◆ **Requirements**
Your task is to transcribe all of the records exactly and leave out the pictures.

— start of Given data —

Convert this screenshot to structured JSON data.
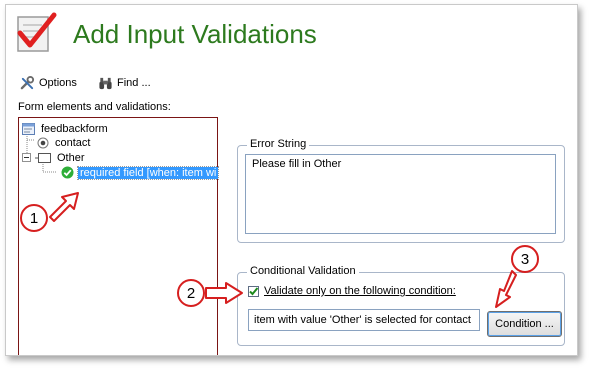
{
  "header": {
    "title": "Add Input Validations"
  },
  "toolbar": {
    "options_label": "Options",
    "find_label": "Find ..."
  },
  "tree": {
    "label": "Form elements and validations:",
    "nodes": [
      {
        "label": "feedbackform",
        "icon": "form-icon"
      },
      {
        "label": "contact",
        "icon": "radio-icon"
      },
      {
        "label": "Other",
        "icon": "field-icon"
      },
      {
        "label": "required field [when: item wi",
        "icon": "check-green-icon",
        "selected": true
      }
    ]
  },
  "error_string": {
    "legend": "Error String",
    "value": "Please fill in Other"
  },
  "conditional": {
    "legend": "Conditional Validation",
    "checkbox_label": "Validate only on the following condition:",
    "checked": true,
    "condition_value": "item with value 'Other' is selected for contact",
    "button_label": "Condition ..."
  },
  "callouts": [
    "1",
    "2",
    "3"
  ],
  "colors": {
    "title": "#2d7a1e",
    "callout": "#d61f1f",
    "selection": "#3399ff"
  }
}
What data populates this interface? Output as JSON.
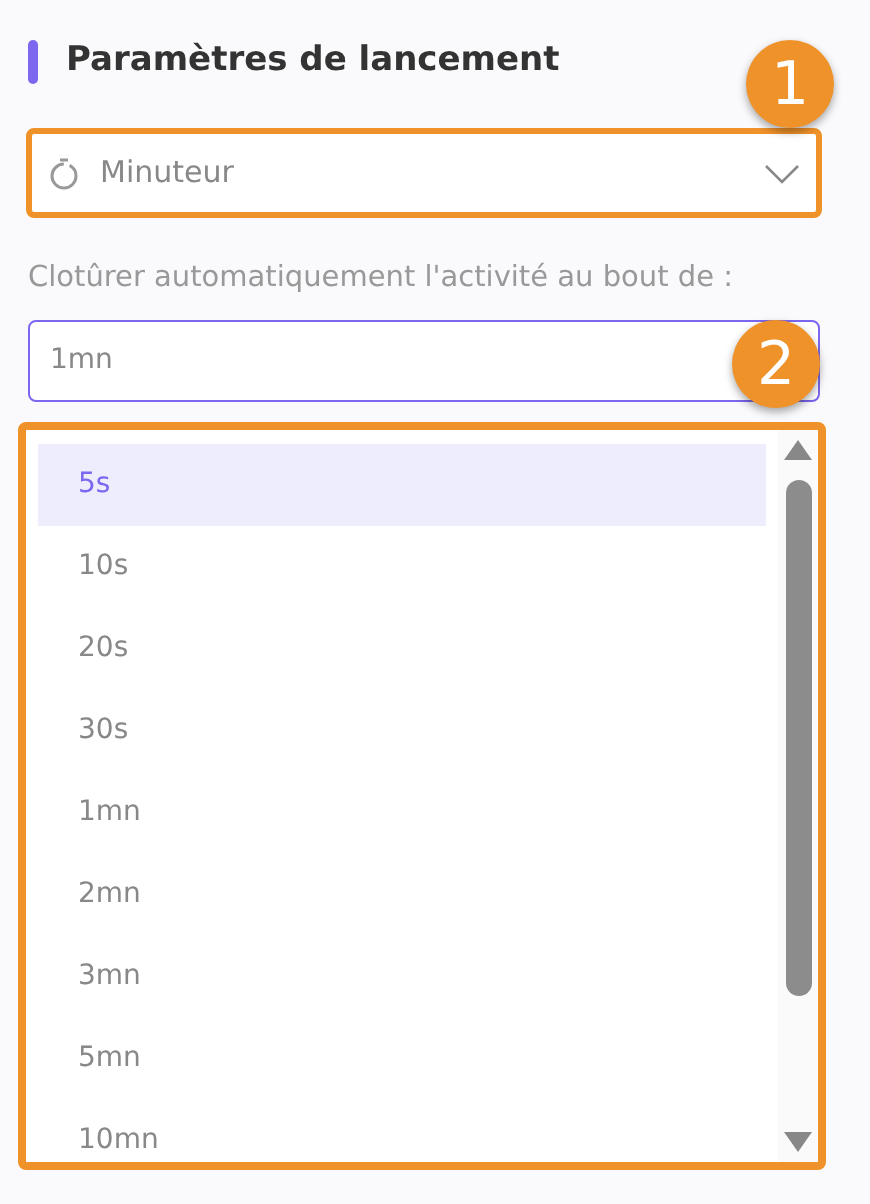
{
  "section": {
    "title": "Paramètres de lancement"
  },
  "trigger_select": {
    "value": "Minuteur",
    "callout": "1"
  },
  "duration": {
    "label": "Clotûrer automatiquement l'activité au bout de :",
    "value": "1mn",
    "callout": "2"
  },
  "options": [
    {
      "label": "5s",
      "selected": true
    },
    {
      "label": "10s",
      "selected": false
    },
    {
      "label": "20s",
      "selected": false
    },
    {
      "label": "30s",
      "selected": false
    },
    {
      "label": "1mn",
      "selected": false
    },
    {
      "label": "2mn",
      "selected": false
    },
    {
      "label": "3mn",
      "selected": false
    },
    {
      "label": "5mn",
      "selected": false
    },
    {
      "label": "10mn",
      "selected": false
    }
  ]
}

— end of Given data —

◆ **Result of the task**
Convert this screenshot to structured JSON data.
{
  "header": {
    "title": "Add Input Validations"
  },
  "toolbar": {
    "options_label": "Options",
    "find_label": "Find ..."
  },
  "tree": {
    "label": "Form elements and validations:",
    "nodes": [
      {
        "label": "feedbackform",
        "icon": "form-icon"
      },
      {
        "label": "contact",
        "icon": "radio-icon"
      },
      {
        "label": "Other",
        "icon": "field-icon"
      },
      {
        "label": "required field [when: item wi",
        "icon": "check-green-icon",
        "selected": true
      }
    ]
  },
  "error_string": {
    "legend": "Error String",
    "value": "Please fill in Other"
  },
  "conditional": {
    "legend": "Conditional Validation",
    "checkbox_label": "Validate only on the following condition:",
    "checked": true,
    "condition_value": "item with value 'Other' is selected for contact",
    "button_label": "Condition ..."
  },
  "callouts": [
    "1",
    "2",
    "3"
  ],
  "colors": {
    "title": "#2d7a1e",
    "callout": "#d61f1f",
    "selection": "#3399ff"
  }
}
What data populates this interface? Output as JSON.
{
  "section": {
    "title": "Paramètres de lancement"
  },
  "trigger_select": {
    "value": "Minuteur",
    "callout": "1"
  },
  "duration": {
    "label": "Clotûrer automatiquement l'activité au bout de :",
    "value": "1mn",
    "callout": "2"
  },
  "options": [
    {
      "label": "5s",
      "selected": true
    },
    {
      "label": "10s",
      "selected": false
    },
    {
      "label": "20s",
      "selected": false
    },
    {
      "label": "30s",
      "selected": false
    },
    {
      "label": "1mn",
      "selected": false
    },
    {
      "label": "2mn",
      "selected": false
    },
    {
      "label": "3mn",
      "selected": false
    },
    {
      "label": "5mn",
      "selected": false
    },
    {
      "label": "10mn",
      "selected": false
    }
  ]
}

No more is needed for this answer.